RECORDS FOR THIS EXERCISE ▸
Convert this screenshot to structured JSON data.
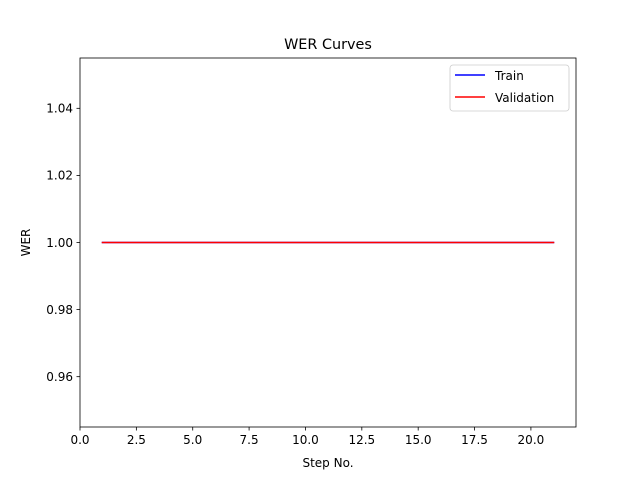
{
  "chart_data": {
    "type": "line",
    "title": "WER Curves",
    "xlabel": "Step No.",
    "ylabel": "WER",
    "xlim": [
      0,
      22
    ],
    "ylim": [
      0.945,
      1.055
    ],
    "x_ticks": [
      0,
      2.5,
      5,
      7.5,
      10,
      12.5,
      15,
      17.5,
      20
    ],
    "x_tick_labels": [
      "0.0",
      "2.5",
      "5.0",
      "7.5",
      "10.0",
      "12.5",
      "15.0",
      "17.5",
      "20.0"
    ],
    "y_ticks": [
      0.96,
      0.98,
      1.0,
      1.02,
      1.04
    ],
    "y_tick_labels": [
      "0.96",
      "0.98",
      "1.00",
      "1.02",
      "1.04"
    ],
    "grid": false,
    "legend_position": "top-right",
    "series": [
      {
        "name": "Train",
        "color": "#0000ff",
        "x": [
          1,
          2,
          3,
          4,
          5,
          6,
          7,
          8,
          9,
          10,
          11,
          12,
          13,
          14,
          15,
          16,
          17,
          18,
          19,
          20,
          21
        ],
        "y": [
          1,
          1,
          1,
          1,
          1,
          1,
          1,
          1,
          1,
          1,
          1,
          1,
          1,
          1,
          1,
          1,
          1,
          1,
          1,
          1,
          1
        ]
      },
      {
        "name": "Validation",
        "color": "#ff0000",
        "x": [
          1,
          2,
          3,
          4,
          5,
          6,
          7,
          8,
          9,
          10,
          11,
          12,
          13,
          14,
          15,
          16,
          17,
          18,
          19,
          20,
          21
        ],
        "y": [
          1,
          1,
          1,
          1,
          1,
          1,
          1,
          1,
          1,
          1,
          1,
          1,
          1,
          1,
          1,
          1,
          1,
          1,
          1,
          1,
          1
        ]
      }
    ]
  }
}
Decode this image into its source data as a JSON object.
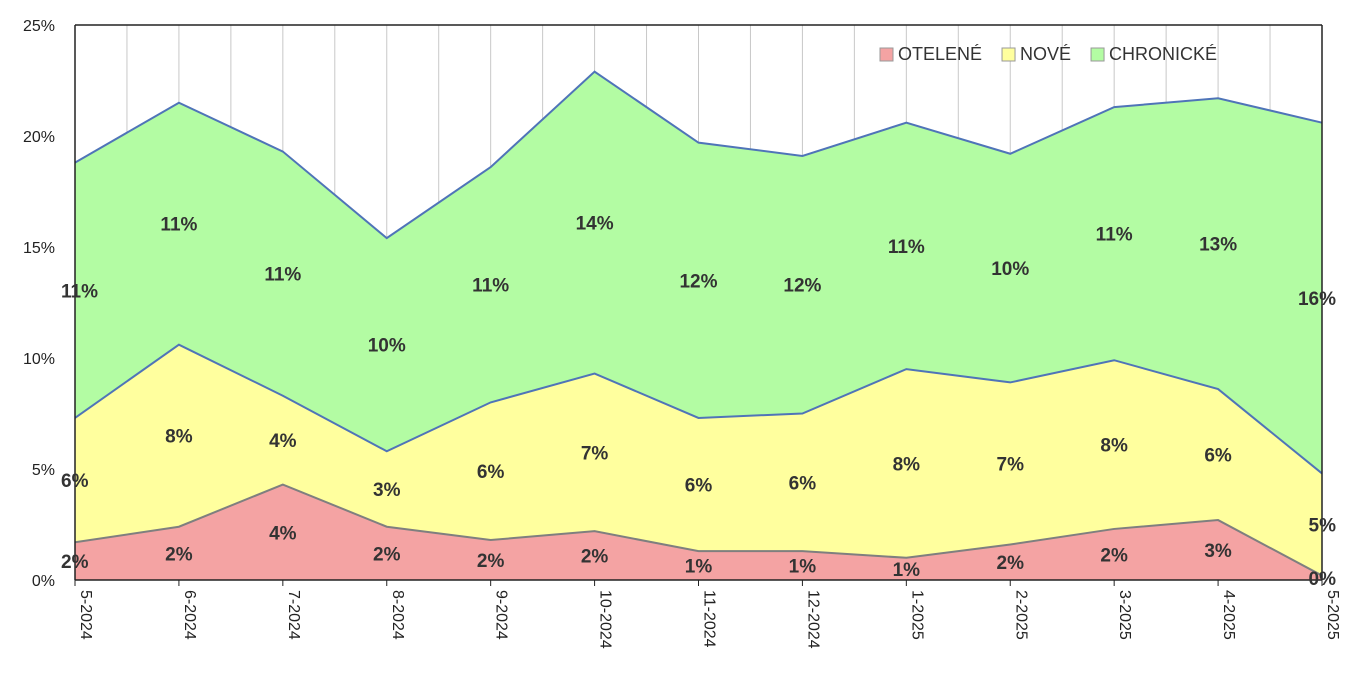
{
  "colors": {
    "otelene": "#f4a3a3",
    "nove": "#ffff9e",
    "chronicke": "#b3fca3",
    "boundary": "#4f74b8",
    "boundary_low": "#7f7f7f",
    "grid": "#c8c8c8"
  },
  "chart_data": {
    "type": "area",
    "stacked": true,
    "categories": [
      "5-2024",
      "6-2024",
      "7-2024",
      "8-2024",
      "9-2024",
      "10-2024",
      "11-2024",
      "12-2024",
      "1-2025",
      "2-2025",
      "3-2025",
      "4-2025",
      "5-2025"
    ],
    "series": [
      {
        "name": "OTELENÉ",
        "values": [
          1.7,
          2.4,
          4.3,
          2.4,
          1.8,
          2.2,
          1.3,
          1.3,
          1.0,
          1.6,
          2.3,
          2.7,
          0.2
        ],
        "labels": [
          "2%",
          "2%",
          "4%",
          "2%",
          "2%",
          "2%",
          "1%",
          "1%",
          "1%",
          "2%",
          "2%",
          "3%",
          "0%"
        ]
      },
      {
        "name": "NOVÉ",
        "values": [
          5.6,
          8.2,
          4.0,
          3.4,
          6.2,
          7.1,
          6.0,
          6.2,
          8.5,
          7.3,
          7.6,
          5.9,
          4.6
        ],
        "labels": [
          "6%",
          "8%",
          "4%",
          "3%",
          "6%",
          "7%",
          "6%",
          "6%",
          "8%",
          "7%",
          "8%",
          "6%",
          "5%"
        ]
      },
      {
        "name": "CHRONICKÉ",
        "values": [
          11.5,
          10.9,
          11.0,
          9.6,
          10.6,
          13.6,
          12.4,
          11.6,
          11.1,
          10.3,
          11.4,
          13.1,
          15.8
        ],
        "labels": [
          "11%",
          "11%",
          "11%",
          "10%",
          "11%",
          "14%",
          "12%",
          "12%",
          "11%",
          "10%",
          "11%",
          "13%",
          "16%"
        ]
      }
    ],
    "yticks": [
      "0%",
      "5%",
      "10%",
      "15%",
      "20%",
      "25%"
    ],
    "ylim": [
      0,
      25
    ],
    "grid": "vertical",
    "legend": "top-right",
    "title": "",
    "xlabel": "",
    "ylabel": ""
  }
}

PROBLEM STATEMENT ▸ Reproduce the data above in full, exactly as it is, with the pictures left out.

EXERCISE RESULT ▸
Convert this screenshot to structured JSON data.
{
  "chart_data": {
    "type": "line",
    "title": "WER Curves",
    "xlabel": "Step No.",
    "ylabel": "WER",
    "xlim": [
      0,
      22
    ],
    "ylim": [
      0.945,
      1.055
    ],
    "x_ticks": [
      0,
      2.5,
      5,
      7.5,
      10,
      12.5,
      15,
      17.5,
      20
    ],
    "x_tick_labels": [
      "0.0",
      "2.5",
      "5.0",
      "7.5",
      "10.0",
      "12.5",
      "15.0",
      "17.5",
      "20.0"
    ],
    "y_ticks": [
      0.96,
      0.98,
      1.0,
      1.02,
      1.04
    ],
    "y_tick_labels": [
      "0.96",
      "0.98",
      "1.00",
      "1.02",
      "1.04"
    ],
    "grid": false,
    "legend_position": "top-right",
    "series": [
      {
        "name": "Train",
        "color": "#0000ff",
        "x": [
          1,
          2,
          3,
          4,
          5,
          6,
          7,
          8,
          9,
          10,
          11,
          12,
          13,
          14,
          15,
          16,
          17,
          18,
          19,
          20,
          21
        ],
        "y": [
          1,
          1,
          1,
          1,
          1,
          1,
          1,
          1,
          1,
          1,
          1,
          1,
          1,
          1,
          1,
          1,
          1,
          1,
          1,
          1,
          1
        ]
      },
      {
        "name": "Validation",
        "color": "#ff0000",
        "x": [
          1,
          2,
          3,
          4,
          5,
          6,
          7,
          8,
          9,
          10,
          11,
          12,
          13,
          14,
          15,
          16,
          17,
          18,
          19,
          20,
          21
        ],
        "y": [
          1,
          1,
          1,
          1,
          1,
          1,
          1,
          1,
          1,
          1,
          1,
          1,
          1,
          1,
          1,
          1,
          1,
          1,
          1,
          1,
          1
        ]
      }
    ]
  }
}
Decode this image into its source data as a JSON object.
{
  "colors": {
    "otelene": "#f4a3a3",
    "nove": "#ffff9e",
    "chronicke": "#b3fca3",
    "boundary": "#4f74b8",
    "boundary_low": "#7f7f7f",
    "grid": "#c8c8c8"
  },
  "chart_data": {
    "type": "area",
    "stacked": true,
    "categories": [
      "5-2024",
      "6-2024",
      "7-2024",
      "8-2024",
      "9-2024",
      "10-2024",
      "11-2024",
      "12-2024",
      "1-2025",
      "2-2025",
      "3-2025",
      "4-2025",
      "5-2025"
    ],
    "series": [
      {
        "name": "OTELENÉ",
        "values": [
          1.7,
          2.4,
          4.3,
          2.4,
          1.8,
          2.2,
          1.3,
          1.3,
          1.0,
          1.6,
          2.3,
          2.7,
          0.2
        ],
        "labels": [
          "2%",
          "2%",
          "4%",
          "2%",
          "2%",
          "2%",
          "1%",
          "1%",
          "1%",
          "2%",
          "2%",
          "3%",
          "0%"
        ]
      },
      {
        "name": "NOVÉ",
        "values": [
          5.6,
          8.2,
          4.0,
          3.4,
          6.2,
          7.1,
          6.0,
          6.2,
          8.5,
          7.3,
          7.6,
          5.9,
          4.6
        ],
        "labels": [
          "6%",
          "8%",
          "4%",
          "3%",
          "6%",
          "7%",
          "6%",
          "6%",
          "8%",
          "7%",
          "8%",
          "6%",
          "5%"
        ]
      },
      {
        "name": "CHRONICKÉ",
        "values": [
          11.5,
          10.9,
          11.0,
          9.6,
          10.6,
          13.6,
          12.4,
          11.6,
          11.1,
          10.3,
          11.4,
          13.1,
          15.8
        ],
        "labels": [
          "11%",
          "11%",
          "11%",
          "10%",
          "11%",
          "14%",
          "12%",
          "12%",
          "11%",
          "10%",
          "11%",
          "13%",
          "16%"
        ]
      }
    ],
    "yticks": [
      "0%",
      "5%",
      "10%",
      "15%",
      "20%",
      "25%"
    ],
    "ylim": [
      0,
      25
    ],
    "grid": "vertical",
    "legend": "top-right",
    "title": "",
    "xlabel": "",
    "ylabel": ""
  }
}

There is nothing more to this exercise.